Exercise aim: Make an exact copy of all the data.

Provided data:
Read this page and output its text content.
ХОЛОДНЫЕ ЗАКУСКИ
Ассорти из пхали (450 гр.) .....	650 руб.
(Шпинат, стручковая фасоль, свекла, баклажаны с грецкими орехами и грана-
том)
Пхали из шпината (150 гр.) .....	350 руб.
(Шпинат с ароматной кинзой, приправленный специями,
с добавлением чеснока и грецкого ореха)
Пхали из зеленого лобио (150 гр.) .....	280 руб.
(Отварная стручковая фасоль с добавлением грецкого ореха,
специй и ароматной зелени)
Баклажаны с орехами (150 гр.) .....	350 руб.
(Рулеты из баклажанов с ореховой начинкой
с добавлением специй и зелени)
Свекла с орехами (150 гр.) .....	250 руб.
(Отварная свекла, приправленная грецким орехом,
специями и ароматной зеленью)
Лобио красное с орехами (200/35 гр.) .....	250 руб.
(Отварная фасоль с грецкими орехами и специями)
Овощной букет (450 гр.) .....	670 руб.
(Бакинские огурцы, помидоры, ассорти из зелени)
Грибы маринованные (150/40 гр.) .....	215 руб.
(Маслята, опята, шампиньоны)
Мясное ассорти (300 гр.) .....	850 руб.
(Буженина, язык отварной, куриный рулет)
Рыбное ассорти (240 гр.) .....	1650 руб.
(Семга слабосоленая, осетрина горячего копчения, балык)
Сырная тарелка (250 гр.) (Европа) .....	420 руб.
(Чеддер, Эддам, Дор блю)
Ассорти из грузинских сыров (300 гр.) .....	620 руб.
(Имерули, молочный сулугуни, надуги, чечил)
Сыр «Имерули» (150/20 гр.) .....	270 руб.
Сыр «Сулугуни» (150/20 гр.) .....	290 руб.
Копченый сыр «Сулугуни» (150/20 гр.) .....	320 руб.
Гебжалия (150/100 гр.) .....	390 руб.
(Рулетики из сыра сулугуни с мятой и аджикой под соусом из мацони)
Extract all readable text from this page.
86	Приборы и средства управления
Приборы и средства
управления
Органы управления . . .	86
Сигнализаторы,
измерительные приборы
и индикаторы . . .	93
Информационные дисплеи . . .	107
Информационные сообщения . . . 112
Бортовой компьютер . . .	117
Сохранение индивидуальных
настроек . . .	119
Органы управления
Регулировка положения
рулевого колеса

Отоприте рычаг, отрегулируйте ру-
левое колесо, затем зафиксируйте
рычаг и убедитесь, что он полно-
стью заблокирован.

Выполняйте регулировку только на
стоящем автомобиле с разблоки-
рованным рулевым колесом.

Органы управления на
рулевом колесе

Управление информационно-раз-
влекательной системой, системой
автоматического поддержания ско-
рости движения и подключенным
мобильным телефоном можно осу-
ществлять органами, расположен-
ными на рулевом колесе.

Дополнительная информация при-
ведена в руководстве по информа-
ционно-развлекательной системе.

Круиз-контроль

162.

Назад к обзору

Solved problem:
Read this page and output its text content.
ХОЛОДНЫЕ ЗАКУСКИ
Ассорти из пхали (450 гр.) .....	650 руб.
(Шпинат, стручковая фасоль, свекла, баклажаны с грецкими орехами и грана-
том)
Пхали из шпината (150 гр.) .....	350 руб.
(Шпинат с ароматной кинзой, приправленный специями,
с добавлением чеснока и грецкого ореха)
Пхали из зеленого лобио (150 гр.) .....	280 руб.
(Отварная стручковая фасоль с добавлением грецкого ореха,
специй и ароматной зелени)
Баклажаны с орехами (150 гр.) .....	350 руб.
(Рулеты из баклажанов с ореховой начинкой
с добавлением специй и зелени)
Свекла с орехами (150 гр.) .....	250 руб.
(Отварная свекла, приправленная грецким орехом,
специями и ароматной зеленью)
Лобио красное с орехами (200/35 гр.) .....	250 руб.
(Отварная фасоль с грецкими орехами и специями)
Овощной букет (450 гр.) .....	670 руб.
(Бакинские огурцы, помидоры, ассорти из зелени)
Грибы маринованные (150/40 гр.) .....	215 руб.
(Маслята, опята, шампиньоны)
Мясное ассорти (300 гр.) .....	850 руб.
(Буженина, язык отварной, куриный рулет)
Рыбное ассорти (240 гр.) .....	1650 руб.
(Семга слабосоленая, осетрина горячего копчения, балык)
Сырная тарелка (250 гр.) (Европа) .....	420 руб.
(Чеддер, Эддам, Дор блю)
Ассорти из грузинских сыров (300 гр.) .....	620 руб.
(Имерули, молочный сулугуни, надуги, чечил)
Сыр «Имерули» (150/20 гр.) .....	270 руб.
Сыр «Сулугуни» (150/20 гр.) .....	290 руб.
Копченый сыр «Сулугуни» (150/20 гр.) .....	320 руб.
Гебжалия (150/100 гр.) .....	390 руб.
(Рулетики из сыра сулугуни с мятой и аджикой под соусом из мацони)
Extract all readable text from this page.
86	Приборы и средства управления
Приборы и средства
управления
Органы управления . . .	86
Сигнализаторы,
измерительные приборы
и индикаторы . . .	93
Информационные дисплеи . . .	107
Информационные сообщения . . . 112
Бортовой компьютер . . .	117
Сохранение индивидуальных
настроек . . .	119
Органы управления
Регулировка положения
рулевого колеса

Отоприте рычаг, отрегулируйте ру-
левое колесо, затем зафиксируйте
рычаг и убедитесь, что он полно-
стью заблокирован.

Выполняйте регулировку только на
стоящем автомобиле с разблоки-
рованным рулевым колесом.

Органы управления на
рулевом колесе

Управление информационно-раз-
влекательной системой, системой
автоматического поддержания ско-
рости движения и подключенным
мобильным телефоном можно осу-
ществлять органами, расположен-
ными на рулевом колесе.

Дополнительная информация при-
ведена в руководстве по информа-
ционно-развлекательной системе.

Круиз-контроль

162.

Назад к обзору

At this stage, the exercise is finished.